→ **The records**:

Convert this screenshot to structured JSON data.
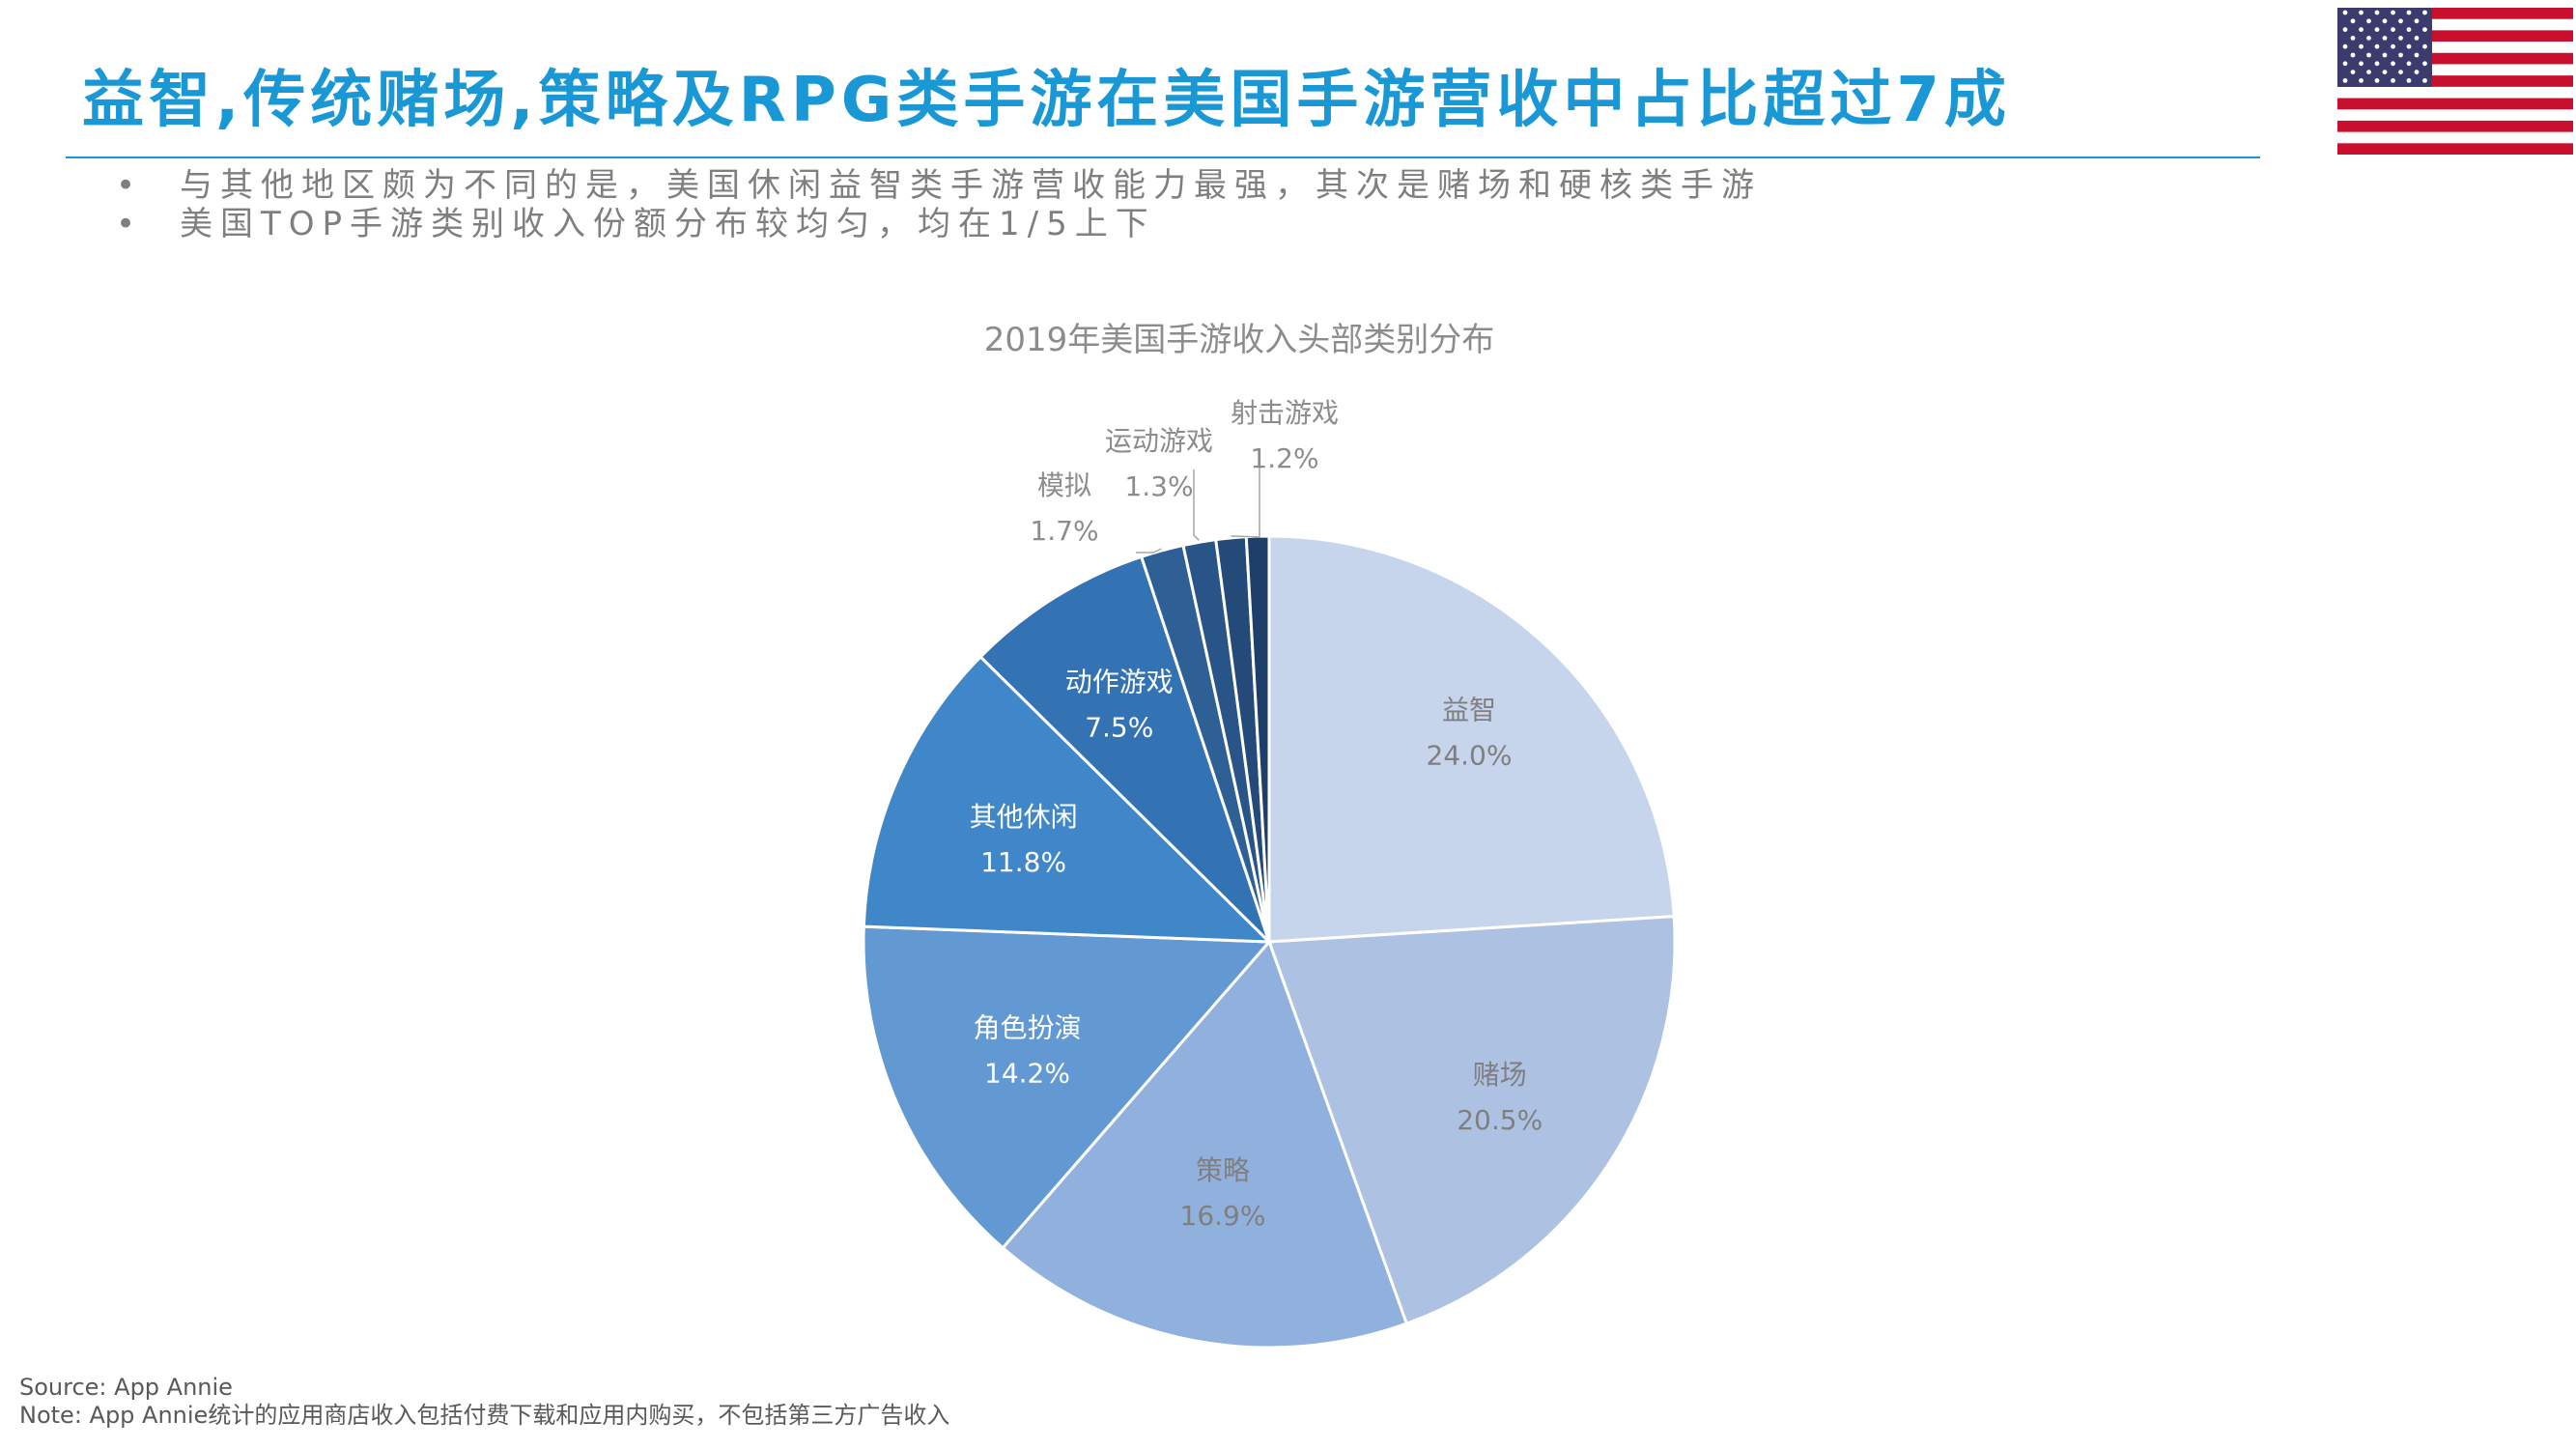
{
  "header": {
    "title": "益智,传统赌场,策略及RPG类手游在美国手游营收中占比超过7成",
    "bullets": [
      "与其他地区颇为不同的是，美国休闲益智类手游营收能力最强，其次是赌场和硬核类手游",
      "美国TOP手游类别收入份额分布较均匀，均在1/5上下"
    ]
  },
  "flag": {
    "icon": "us-flag-icon",
    "stripe_red": "#C8102E",
    "canton_blue": "#3C3B6E"
  },
  "chart_data": {
    "type": "pie",
    "title": "2019年美国手游收入头部类别分布",
    "unit": "%",
    "slices": [
      {
        "label": "益智",
        "value": 24.0,
        "display": "24.0%",
        "color": "#C6D4EC"
      },
      {
        "label": "赌场",
        "value": 20.5,
        "display": "20.5%",
        "color": "#ADC2E2"
      },
      {
        "label": "策略",
        "value": 16.9,
        "display": "16.9%",
        "color": "#90B0DE"
      },
      {
        "label": "角色扮演",
        "value": 14.2,
        "display": "14.2%",
        "color": "#6399D2"
      },
      {
        "label": "其他休闲",
        "value": 11.8,
        "display": "11.8%",
        "color": "#3F87C8"
      },
      {
        "label": "动作游戏",
        "value": 7.5,
        "display": "7.5%",
        "color": "#3373B4"
      },
      {
        "label": "模拟",
        "value": 1.7,
        "display": "1.7%",
        "color": "#2E5F95"
      },
      {
        "label": "运动游戏",
        "value": 1.3,
        "display": "1.3%",
        "color": "#295487"
      },
      {
        "label": "射击游戏",
        "value": 1.2,
        "display": "1.2%",
        "color": "#234A78"
      },
      {
        "label": "",
        "value": 0.9,
        "display": "",
        "color": "#1E3F69"
      }
    ]
  },
  "footer": {
    "source": "Source: App Annie",
    "note": "Note: App Annie统计的应用商店收入包括付费下载和应用内购买，不包括第三方广告收入"
  }
}
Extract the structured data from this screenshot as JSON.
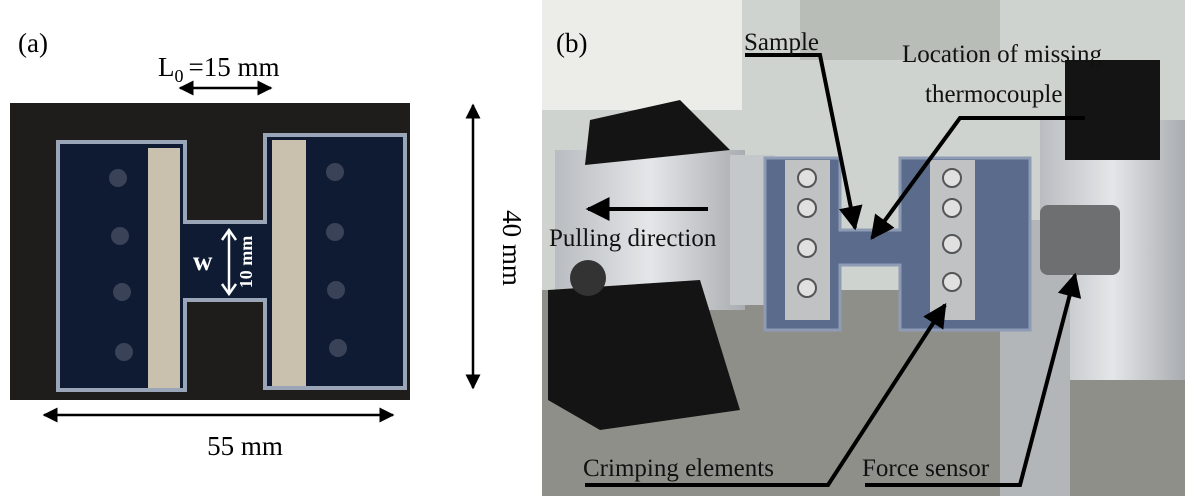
{
  "panel_a": {
    "label": "(a)",
    "gauge_length": {
      "symbol": "L",
      "subscript": "0",
      "value": "=15 mm"
    },
    "width_symbol": "w",
    "width": "10 mm",
    "height": "40 mm",
    "length": "55 mm"
  },
  "panel_b": {
    "label": "(b)",
    "annotations": [
      "Sample",
      "Location of missing",
      "thermocouple",
      "Pulling direction",
      "Crimping elements",
      "Force sensor"
    ]
  }
}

→ **Task requirements**: Set down, unchanged, only the lines running from the line with "Extract the structured" to the last line, including both. Pictures stay out of the copy.

→ **Result**:
Extract the structured data from this screenshot as JSON.
{
  "panel_a": {
    "label": "(a)",
    "gauge_length": {
      "symbol": "L",
      "subscript": "0",
      "value": "=15 mm"
    },
    "width_symbol": "w",
    "width": "10 mm",
    "height": "40 mm",
    "length": "55 mm"
  },
  "panel_b": {
    "label": "(b)",
    "annotations": [
      "Sample",
      "Location of missing",
      "thermocouple",
      "Pulling direction",
      "Crimping elements",
      "Force sensor"
    ]
  }
}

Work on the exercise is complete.